_WORK TO DO_
Scan the records for the word "population". Copy each line that includes it.

_ENTRIES PROVIDED_
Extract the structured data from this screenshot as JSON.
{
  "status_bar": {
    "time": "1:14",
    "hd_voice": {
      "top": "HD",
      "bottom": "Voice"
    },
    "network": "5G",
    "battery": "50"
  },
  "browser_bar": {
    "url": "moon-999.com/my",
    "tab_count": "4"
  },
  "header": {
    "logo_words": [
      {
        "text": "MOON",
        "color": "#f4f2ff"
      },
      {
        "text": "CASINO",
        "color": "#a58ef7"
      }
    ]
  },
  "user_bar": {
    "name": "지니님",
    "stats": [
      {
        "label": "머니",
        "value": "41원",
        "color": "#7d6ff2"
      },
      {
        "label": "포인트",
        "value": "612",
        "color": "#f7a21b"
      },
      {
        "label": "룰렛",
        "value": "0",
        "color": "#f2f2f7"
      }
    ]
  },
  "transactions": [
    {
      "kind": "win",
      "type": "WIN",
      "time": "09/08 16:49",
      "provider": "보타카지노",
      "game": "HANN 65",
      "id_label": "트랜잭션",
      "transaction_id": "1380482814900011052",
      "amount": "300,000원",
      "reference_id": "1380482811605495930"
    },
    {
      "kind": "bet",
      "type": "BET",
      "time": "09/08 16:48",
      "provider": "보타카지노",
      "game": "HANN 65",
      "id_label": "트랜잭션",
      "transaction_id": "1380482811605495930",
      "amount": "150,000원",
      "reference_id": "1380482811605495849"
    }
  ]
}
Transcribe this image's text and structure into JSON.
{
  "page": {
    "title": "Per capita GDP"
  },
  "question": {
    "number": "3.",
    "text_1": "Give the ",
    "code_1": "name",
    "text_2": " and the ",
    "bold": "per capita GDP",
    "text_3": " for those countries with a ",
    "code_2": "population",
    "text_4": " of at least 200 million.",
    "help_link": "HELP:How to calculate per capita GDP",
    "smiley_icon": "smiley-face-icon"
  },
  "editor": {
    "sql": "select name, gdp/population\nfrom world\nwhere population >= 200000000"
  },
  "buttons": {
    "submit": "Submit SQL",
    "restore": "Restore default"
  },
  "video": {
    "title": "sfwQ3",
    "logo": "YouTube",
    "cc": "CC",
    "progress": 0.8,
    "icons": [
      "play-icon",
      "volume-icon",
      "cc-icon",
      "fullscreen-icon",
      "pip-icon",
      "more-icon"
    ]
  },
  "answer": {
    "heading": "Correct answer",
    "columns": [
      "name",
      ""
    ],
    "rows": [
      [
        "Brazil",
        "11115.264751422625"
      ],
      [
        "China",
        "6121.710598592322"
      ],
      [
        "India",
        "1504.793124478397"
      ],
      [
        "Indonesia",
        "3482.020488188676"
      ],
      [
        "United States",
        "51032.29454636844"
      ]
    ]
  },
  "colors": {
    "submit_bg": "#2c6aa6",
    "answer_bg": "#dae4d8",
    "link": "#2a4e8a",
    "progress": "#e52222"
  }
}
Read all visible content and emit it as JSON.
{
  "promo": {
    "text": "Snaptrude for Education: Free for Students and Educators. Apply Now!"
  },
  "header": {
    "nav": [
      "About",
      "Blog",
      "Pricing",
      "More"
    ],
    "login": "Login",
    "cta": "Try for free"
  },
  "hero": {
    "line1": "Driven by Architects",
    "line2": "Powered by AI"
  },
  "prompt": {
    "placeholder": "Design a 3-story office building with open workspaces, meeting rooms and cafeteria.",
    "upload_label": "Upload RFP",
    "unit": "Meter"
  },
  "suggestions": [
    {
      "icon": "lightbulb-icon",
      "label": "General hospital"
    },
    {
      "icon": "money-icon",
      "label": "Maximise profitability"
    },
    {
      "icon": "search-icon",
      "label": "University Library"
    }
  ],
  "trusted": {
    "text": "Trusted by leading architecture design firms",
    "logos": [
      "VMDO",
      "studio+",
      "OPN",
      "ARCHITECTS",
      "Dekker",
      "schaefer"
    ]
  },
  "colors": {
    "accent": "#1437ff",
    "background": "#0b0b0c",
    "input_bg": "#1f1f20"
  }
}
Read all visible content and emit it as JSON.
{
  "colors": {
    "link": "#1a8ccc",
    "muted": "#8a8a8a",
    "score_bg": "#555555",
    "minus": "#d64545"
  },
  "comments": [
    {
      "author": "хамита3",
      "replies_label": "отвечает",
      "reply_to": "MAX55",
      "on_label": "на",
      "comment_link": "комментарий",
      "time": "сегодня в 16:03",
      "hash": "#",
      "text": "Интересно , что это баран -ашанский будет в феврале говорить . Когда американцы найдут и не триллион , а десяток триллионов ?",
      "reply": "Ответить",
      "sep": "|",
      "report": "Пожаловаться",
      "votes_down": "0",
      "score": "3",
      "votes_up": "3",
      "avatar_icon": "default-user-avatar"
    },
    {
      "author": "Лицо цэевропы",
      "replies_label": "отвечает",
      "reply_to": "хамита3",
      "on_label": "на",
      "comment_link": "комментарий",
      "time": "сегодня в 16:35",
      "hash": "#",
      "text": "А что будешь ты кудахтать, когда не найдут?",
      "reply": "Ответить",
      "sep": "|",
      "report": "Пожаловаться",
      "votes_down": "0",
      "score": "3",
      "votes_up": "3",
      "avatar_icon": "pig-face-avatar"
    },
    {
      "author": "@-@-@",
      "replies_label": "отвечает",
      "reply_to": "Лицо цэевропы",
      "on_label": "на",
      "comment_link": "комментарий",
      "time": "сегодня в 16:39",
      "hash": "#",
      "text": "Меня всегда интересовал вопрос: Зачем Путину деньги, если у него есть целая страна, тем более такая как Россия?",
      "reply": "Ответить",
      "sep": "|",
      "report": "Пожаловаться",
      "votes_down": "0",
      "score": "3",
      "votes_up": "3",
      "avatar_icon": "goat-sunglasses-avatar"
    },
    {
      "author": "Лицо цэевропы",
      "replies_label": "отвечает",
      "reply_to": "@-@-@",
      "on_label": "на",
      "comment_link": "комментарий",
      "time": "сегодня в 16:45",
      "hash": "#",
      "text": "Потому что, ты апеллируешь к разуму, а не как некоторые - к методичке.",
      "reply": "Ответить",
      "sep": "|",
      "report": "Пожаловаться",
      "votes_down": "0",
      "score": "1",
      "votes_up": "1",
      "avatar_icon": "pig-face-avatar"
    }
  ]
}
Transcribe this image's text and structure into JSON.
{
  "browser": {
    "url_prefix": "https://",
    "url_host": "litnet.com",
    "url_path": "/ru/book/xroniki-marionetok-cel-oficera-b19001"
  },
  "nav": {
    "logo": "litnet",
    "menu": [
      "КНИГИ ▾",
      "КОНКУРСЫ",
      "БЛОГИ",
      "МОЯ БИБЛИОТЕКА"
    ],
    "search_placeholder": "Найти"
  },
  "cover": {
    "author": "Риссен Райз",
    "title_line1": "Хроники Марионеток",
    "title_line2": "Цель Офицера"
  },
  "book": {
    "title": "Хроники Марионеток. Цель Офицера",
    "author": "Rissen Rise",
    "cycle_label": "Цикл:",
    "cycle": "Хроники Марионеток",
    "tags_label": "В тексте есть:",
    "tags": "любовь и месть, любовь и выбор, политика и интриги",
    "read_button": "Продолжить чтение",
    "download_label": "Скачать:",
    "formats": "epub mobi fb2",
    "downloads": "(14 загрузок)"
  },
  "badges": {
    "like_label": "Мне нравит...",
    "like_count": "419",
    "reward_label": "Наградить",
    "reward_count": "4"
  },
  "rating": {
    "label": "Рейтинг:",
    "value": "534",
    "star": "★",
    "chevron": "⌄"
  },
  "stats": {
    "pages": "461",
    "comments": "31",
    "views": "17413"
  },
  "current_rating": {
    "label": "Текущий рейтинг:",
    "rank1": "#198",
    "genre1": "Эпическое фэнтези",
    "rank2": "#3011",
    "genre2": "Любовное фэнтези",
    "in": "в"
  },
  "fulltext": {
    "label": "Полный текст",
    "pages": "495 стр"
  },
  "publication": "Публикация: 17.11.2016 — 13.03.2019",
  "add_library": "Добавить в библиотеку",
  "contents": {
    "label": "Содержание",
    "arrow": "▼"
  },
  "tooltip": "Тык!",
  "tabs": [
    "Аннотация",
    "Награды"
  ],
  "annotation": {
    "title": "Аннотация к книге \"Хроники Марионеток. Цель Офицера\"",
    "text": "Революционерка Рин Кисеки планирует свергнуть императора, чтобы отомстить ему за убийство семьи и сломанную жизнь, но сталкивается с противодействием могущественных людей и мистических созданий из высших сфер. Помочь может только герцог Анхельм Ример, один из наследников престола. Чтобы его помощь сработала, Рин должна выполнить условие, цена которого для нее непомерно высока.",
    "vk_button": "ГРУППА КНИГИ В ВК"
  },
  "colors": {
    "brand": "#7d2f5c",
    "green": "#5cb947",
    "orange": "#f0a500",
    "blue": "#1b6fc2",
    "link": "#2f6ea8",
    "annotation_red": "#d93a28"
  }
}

_RESULT OF THIS TASK_
    "code_2": "population",
    "sql": "select name, gdp/population\nfrom world\nwhere population >= 200000000"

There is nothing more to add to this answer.